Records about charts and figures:
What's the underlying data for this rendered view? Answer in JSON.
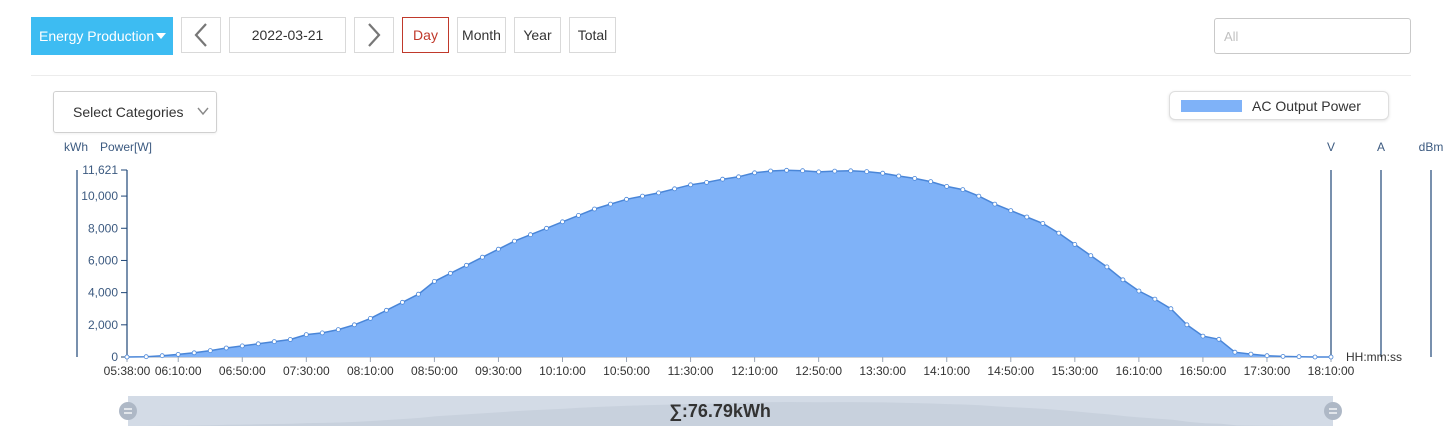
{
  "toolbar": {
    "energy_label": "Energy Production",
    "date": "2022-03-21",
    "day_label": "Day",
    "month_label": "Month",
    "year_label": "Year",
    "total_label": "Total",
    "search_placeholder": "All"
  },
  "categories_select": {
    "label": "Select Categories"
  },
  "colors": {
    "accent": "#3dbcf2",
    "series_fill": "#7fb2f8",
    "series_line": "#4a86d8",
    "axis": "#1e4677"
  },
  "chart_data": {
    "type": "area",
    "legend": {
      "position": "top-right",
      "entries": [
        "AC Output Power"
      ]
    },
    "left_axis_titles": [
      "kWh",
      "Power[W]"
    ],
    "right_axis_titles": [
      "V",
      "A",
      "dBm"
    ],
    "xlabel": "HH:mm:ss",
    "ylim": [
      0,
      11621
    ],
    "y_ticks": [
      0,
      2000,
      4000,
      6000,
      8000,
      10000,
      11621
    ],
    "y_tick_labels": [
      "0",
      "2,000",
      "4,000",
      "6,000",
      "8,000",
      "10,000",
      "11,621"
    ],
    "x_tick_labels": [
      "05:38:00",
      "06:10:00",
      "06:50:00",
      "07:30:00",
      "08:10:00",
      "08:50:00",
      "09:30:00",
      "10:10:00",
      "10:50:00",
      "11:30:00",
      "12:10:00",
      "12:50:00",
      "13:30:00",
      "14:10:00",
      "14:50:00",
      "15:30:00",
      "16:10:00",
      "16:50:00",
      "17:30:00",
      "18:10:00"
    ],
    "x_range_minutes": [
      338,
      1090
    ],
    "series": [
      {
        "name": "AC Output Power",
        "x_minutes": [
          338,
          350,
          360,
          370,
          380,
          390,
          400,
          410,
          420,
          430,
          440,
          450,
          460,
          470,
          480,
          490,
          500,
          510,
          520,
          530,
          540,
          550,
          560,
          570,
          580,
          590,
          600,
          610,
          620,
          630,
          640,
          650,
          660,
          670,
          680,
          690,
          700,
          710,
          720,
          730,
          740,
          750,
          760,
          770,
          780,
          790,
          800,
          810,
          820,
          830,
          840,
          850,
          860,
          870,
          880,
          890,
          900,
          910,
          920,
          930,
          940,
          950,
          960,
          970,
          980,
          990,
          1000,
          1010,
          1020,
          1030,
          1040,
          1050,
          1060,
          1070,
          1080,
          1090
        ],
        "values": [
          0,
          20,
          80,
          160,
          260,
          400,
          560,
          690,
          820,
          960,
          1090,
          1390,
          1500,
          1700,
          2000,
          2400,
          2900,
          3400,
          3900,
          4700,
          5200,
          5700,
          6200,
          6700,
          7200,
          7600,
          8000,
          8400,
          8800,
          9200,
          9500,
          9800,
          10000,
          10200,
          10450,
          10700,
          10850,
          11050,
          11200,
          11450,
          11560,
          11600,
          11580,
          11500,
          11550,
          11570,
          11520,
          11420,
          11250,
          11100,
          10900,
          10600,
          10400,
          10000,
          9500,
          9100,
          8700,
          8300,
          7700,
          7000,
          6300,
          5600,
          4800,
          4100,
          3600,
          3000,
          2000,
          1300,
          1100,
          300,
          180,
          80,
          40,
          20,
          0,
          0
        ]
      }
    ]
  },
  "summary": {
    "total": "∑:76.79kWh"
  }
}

* * *

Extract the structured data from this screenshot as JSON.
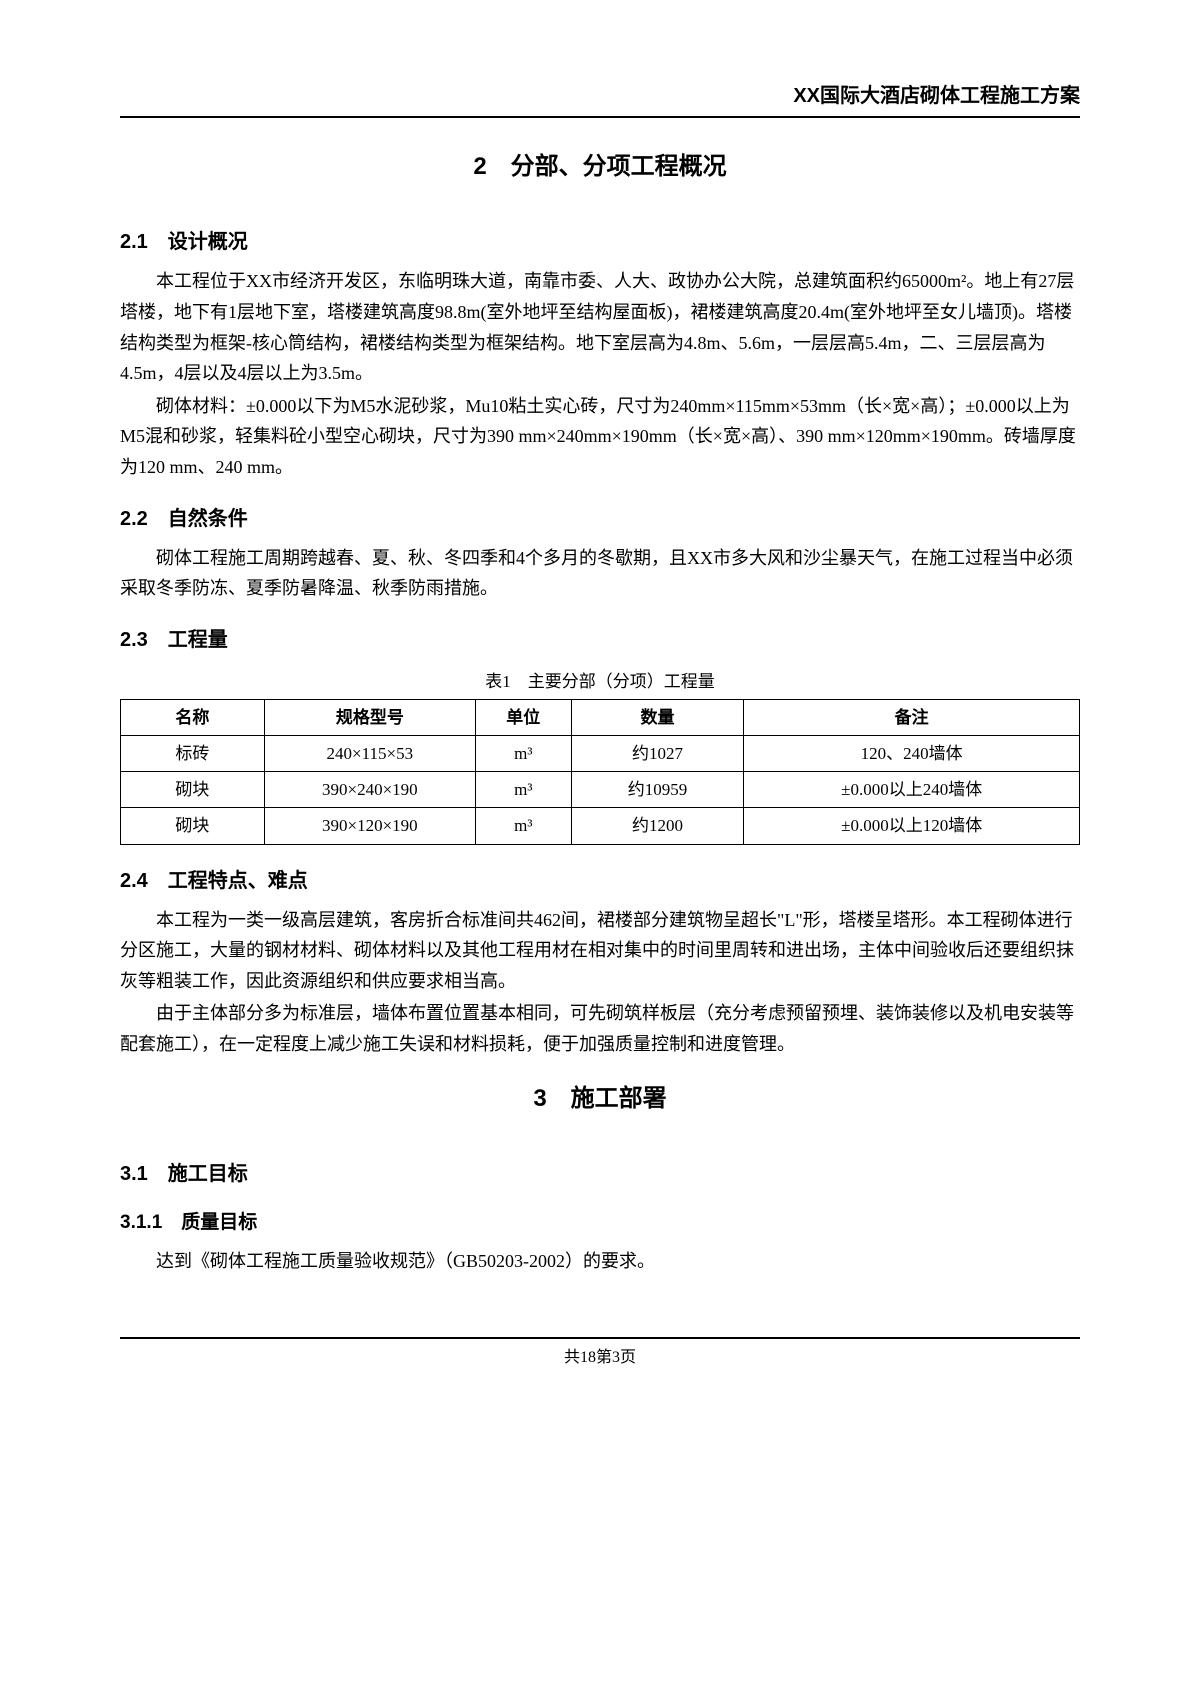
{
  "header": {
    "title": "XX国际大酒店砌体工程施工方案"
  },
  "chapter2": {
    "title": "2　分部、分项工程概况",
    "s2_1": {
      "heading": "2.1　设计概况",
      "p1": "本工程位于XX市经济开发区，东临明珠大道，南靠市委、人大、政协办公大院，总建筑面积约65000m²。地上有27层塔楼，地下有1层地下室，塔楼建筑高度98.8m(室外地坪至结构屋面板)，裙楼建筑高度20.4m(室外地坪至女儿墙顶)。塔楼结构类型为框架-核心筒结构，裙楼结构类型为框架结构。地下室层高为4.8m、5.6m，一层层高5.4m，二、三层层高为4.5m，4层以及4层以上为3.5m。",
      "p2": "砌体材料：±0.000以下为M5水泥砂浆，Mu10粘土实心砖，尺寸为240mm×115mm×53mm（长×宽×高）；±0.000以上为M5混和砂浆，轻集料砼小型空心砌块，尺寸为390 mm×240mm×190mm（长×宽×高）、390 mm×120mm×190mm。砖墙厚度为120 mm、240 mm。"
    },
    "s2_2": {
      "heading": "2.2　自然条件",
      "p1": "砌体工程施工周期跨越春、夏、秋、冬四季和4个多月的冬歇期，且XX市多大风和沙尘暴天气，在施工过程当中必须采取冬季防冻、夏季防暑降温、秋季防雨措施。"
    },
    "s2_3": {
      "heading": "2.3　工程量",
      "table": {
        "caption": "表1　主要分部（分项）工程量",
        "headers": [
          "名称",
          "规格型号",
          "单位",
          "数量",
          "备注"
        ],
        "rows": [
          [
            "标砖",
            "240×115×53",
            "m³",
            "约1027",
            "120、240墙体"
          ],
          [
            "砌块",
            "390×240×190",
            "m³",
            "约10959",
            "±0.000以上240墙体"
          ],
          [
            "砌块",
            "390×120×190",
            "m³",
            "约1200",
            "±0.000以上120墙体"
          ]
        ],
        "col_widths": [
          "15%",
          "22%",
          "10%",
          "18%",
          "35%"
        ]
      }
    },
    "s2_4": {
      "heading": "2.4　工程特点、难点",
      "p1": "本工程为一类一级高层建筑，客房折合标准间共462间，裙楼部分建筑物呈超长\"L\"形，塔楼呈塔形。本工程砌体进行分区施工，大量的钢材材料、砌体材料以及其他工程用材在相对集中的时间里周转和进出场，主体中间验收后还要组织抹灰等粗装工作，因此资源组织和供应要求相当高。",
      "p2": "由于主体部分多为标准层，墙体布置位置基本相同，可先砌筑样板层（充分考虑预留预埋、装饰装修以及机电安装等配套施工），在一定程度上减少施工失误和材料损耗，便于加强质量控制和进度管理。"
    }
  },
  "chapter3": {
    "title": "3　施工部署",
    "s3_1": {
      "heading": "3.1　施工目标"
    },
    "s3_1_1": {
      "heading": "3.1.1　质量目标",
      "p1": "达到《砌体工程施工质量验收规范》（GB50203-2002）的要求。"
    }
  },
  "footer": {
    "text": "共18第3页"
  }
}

==

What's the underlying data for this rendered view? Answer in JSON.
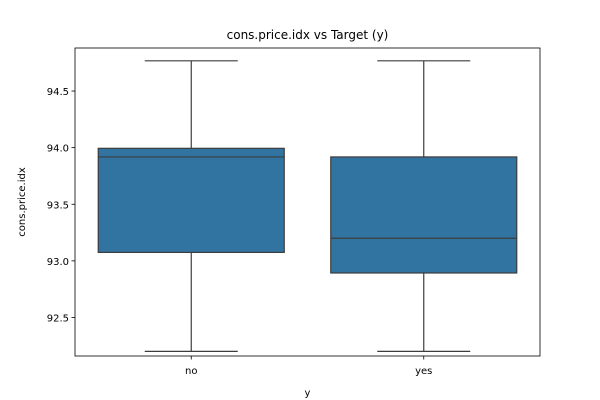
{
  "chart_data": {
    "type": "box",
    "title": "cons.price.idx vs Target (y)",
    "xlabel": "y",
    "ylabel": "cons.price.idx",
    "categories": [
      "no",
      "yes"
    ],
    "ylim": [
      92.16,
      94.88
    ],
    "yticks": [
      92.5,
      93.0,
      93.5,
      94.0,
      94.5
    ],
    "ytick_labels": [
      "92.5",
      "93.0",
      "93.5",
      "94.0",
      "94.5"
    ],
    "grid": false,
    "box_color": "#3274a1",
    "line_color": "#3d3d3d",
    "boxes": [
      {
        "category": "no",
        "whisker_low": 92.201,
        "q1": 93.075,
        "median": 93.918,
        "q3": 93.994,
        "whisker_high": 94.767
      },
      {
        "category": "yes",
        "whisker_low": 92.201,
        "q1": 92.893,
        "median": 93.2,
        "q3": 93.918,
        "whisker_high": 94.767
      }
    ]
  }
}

▶ **Directive**:
Look for lines containing the string "cons" and copy them all.

▶ **Exercise response**:
    "title": "cons.price.idx vs Target (y)",
    "ylabel": "cons.price.idx",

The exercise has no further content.